* [The task]:
Track down every line below that holds "JSON" and copy it.

* [Data lines]:
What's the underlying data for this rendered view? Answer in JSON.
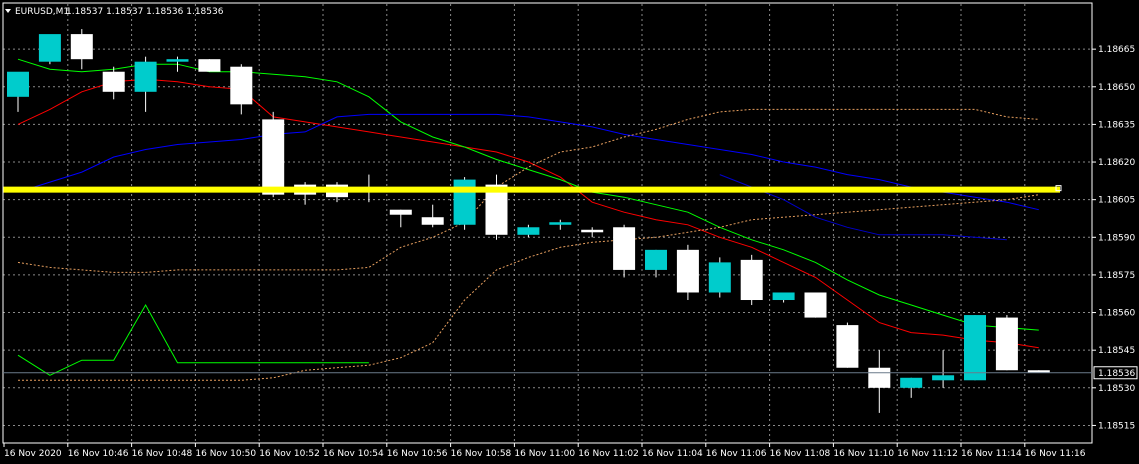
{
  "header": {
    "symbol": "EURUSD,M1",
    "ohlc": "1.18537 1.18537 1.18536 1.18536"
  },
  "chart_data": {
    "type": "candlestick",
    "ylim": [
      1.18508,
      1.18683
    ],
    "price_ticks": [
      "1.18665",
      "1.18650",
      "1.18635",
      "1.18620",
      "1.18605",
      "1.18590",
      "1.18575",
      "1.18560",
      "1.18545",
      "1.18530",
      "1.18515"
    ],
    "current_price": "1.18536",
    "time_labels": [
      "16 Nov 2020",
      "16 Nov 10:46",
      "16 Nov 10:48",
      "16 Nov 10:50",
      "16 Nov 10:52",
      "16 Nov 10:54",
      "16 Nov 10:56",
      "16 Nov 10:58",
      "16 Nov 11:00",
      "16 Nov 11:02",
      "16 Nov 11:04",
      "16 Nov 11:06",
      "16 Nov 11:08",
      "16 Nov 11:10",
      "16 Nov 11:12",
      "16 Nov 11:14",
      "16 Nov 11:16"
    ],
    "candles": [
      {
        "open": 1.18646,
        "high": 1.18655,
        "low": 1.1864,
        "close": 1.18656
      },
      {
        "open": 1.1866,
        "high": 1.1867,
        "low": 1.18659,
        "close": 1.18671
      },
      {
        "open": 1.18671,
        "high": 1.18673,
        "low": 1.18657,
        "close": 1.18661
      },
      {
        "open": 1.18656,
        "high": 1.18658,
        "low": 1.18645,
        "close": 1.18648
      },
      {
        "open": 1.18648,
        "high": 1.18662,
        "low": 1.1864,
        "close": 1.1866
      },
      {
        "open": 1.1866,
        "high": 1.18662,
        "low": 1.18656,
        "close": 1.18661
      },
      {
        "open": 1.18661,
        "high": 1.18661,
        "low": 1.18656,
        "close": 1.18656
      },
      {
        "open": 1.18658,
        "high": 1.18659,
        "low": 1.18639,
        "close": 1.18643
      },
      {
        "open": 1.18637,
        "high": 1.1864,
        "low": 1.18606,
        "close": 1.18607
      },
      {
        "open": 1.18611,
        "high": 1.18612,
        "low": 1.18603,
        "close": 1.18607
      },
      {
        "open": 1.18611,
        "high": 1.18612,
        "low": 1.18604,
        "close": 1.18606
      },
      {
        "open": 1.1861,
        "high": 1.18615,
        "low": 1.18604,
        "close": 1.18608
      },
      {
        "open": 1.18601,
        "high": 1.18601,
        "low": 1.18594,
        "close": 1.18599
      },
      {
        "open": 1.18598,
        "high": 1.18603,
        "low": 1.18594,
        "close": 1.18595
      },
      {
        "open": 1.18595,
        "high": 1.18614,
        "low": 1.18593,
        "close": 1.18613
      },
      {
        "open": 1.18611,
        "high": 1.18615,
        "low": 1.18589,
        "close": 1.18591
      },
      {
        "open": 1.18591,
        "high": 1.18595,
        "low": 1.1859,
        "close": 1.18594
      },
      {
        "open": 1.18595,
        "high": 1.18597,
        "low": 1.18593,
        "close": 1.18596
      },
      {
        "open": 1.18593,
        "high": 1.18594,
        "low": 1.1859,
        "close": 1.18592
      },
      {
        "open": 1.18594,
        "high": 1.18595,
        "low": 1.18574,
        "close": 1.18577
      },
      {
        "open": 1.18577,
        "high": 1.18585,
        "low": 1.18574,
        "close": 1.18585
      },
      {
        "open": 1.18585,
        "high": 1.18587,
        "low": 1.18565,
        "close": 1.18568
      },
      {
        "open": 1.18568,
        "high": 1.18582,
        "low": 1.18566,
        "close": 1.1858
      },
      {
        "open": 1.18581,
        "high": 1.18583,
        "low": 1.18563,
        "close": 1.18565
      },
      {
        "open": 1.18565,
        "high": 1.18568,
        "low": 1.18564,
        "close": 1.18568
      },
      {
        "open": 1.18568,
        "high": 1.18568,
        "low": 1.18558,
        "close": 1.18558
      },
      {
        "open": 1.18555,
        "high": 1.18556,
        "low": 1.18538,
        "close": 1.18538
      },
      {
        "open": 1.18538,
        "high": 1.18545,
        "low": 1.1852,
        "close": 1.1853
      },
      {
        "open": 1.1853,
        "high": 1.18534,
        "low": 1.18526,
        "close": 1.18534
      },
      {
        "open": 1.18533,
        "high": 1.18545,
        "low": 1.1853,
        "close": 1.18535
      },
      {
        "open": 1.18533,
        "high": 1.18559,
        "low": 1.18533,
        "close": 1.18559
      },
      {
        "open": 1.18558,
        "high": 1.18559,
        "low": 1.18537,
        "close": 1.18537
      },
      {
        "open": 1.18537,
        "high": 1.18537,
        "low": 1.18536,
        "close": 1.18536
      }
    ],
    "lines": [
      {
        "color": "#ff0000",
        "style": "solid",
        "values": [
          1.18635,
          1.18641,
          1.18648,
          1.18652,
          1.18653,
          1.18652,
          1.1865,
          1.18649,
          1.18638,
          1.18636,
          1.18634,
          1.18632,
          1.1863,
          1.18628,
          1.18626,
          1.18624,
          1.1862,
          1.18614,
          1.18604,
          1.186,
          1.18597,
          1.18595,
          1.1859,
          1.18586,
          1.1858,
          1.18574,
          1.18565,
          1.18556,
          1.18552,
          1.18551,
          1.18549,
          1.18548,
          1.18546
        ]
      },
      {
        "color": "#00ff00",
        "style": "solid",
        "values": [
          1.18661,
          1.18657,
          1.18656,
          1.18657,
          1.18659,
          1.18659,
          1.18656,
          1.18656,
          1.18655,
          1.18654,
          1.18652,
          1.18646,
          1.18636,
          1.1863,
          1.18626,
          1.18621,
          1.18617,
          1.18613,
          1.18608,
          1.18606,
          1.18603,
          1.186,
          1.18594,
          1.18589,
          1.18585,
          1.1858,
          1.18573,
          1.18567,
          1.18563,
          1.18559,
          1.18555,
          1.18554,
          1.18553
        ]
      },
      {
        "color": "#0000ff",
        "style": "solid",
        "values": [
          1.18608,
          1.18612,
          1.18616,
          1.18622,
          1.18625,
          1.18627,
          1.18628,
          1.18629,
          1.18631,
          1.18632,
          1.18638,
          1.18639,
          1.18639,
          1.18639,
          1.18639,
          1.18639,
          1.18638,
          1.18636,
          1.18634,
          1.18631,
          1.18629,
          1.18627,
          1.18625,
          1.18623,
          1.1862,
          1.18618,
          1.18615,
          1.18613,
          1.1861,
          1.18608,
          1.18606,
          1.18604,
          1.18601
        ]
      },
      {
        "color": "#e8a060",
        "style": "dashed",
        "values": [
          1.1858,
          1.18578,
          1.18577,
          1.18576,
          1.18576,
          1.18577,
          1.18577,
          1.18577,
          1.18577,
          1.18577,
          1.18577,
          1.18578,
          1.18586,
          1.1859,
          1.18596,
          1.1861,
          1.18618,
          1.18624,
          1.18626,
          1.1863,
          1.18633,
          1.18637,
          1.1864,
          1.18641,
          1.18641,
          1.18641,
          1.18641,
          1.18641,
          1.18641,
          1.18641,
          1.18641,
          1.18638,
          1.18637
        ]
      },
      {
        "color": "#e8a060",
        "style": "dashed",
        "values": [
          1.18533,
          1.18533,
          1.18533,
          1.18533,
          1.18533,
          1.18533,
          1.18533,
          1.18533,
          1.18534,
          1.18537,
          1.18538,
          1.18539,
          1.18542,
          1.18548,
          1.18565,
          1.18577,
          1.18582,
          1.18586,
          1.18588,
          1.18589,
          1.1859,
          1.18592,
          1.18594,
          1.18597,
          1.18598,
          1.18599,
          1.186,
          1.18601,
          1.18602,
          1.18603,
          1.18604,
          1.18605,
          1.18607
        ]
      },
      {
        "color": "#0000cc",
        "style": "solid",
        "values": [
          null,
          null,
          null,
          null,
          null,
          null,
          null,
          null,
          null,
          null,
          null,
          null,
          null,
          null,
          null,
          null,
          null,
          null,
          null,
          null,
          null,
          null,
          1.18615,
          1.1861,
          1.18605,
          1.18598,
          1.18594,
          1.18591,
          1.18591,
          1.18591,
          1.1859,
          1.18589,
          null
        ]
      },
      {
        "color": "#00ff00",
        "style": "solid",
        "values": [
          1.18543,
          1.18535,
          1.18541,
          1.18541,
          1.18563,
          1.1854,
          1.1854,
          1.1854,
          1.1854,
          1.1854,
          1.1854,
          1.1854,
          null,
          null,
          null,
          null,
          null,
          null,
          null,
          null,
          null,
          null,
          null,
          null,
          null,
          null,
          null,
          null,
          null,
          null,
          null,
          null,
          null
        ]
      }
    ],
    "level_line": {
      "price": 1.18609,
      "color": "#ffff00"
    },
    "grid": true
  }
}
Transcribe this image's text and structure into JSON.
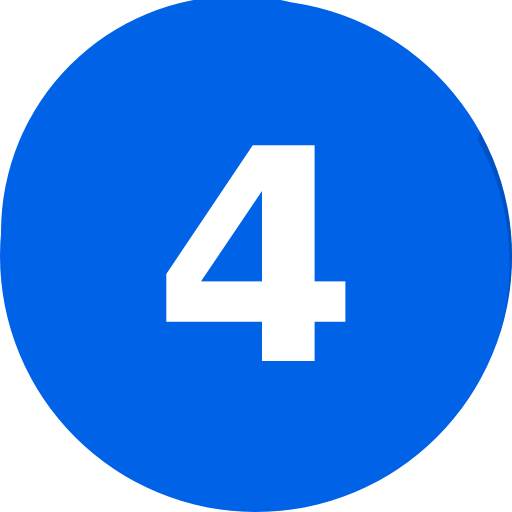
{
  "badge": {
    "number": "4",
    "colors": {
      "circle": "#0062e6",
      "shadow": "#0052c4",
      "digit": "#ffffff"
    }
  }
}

* [The solution]:
What's the underlying data for this rendered view? Answer in JSON.
Transcribe this image's text and structure into JSON.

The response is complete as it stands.